(Data entries)
....

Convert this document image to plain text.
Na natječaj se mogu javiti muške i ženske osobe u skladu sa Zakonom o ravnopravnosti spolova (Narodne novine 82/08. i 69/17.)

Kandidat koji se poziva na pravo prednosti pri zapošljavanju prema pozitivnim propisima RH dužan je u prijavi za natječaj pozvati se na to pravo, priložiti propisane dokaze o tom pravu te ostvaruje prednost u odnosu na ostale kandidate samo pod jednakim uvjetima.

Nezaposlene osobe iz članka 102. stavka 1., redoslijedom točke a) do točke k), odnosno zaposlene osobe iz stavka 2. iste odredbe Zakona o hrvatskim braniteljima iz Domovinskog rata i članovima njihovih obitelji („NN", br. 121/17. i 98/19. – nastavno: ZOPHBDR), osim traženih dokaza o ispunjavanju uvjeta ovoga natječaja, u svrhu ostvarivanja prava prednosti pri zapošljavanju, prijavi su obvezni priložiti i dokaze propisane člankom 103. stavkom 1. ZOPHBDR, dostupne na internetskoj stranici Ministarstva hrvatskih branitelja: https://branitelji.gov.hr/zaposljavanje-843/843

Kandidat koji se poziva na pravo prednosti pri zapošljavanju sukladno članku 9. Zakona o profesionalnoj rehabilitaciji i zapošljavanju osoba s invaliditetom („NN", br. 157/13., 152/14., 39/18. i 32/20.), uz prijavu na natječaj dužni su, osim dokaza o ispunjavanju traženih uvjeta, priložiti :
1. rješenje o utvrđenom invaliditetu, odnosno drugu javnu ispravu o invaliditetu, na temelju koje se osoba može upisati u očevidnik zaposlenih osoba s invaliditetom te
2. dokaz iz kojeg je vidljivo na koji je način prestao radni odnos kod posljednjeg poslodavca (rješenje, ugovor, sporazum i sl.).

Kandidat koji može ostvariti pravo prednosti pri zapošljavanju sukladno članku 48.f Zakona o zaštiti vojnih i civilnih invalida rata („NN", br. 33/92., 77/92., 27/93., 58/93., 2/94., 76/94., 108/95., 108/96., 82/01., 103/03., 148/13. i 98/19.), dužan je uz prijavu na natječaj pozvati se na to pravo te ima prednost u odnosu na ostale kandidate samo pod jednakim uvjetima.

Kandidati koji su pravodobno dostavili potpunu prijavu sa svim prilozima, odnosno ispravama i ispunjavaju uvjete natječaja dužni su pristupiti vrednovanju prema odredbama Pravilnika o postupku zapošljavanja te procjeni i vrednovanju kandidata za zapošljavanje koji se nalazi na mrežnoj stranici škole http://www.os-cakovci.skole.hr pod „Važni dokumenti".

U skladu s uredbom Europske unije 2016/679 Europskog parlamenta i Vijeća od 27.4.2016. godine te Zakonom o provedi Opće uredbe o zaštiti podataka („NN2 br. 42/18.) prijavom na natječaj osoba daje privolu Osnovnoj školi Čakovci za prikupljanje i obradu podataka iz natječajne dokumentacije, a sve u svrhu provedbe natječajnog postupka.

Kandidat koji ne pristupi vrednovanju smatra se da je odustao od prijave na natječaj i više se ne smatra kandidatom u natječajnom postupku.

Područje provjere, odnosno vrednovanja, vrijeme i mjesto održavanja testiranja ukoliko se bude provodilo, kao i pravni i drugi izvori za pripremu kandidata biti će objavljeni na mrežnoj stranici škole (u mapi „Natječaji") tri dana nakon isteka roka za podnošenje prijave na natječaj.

....

WHAT TO PRODUCE — Working from the listing above, pick out every line that has "može" and copy it.

FINAL RESULT —
1. rješenje o utvrđenom invaliditetu, odnosno drugu javnu ispravu o invaliditetu, na temelju koje se osoba može upisati u očevidnik zaposlenih osoba s invaliditetom te
Kandidat koji može ostvariti pravo prednosti pri zapošljavanju sukladno članku 48.f Zakona o zaštiti vojnih i civilnih invalida rata („NN", br. 33/92., 77/92., 27/93., 58/93., 2/94., 76/94., 108/95., 108/96., 82/01., 103/03., 148/13. i 98/19.), dužan je uz prijavu na natječaj pozvati se na to pravo te ima prednost u odnosu na ostale kandidate samo pod jednakim uvjetima.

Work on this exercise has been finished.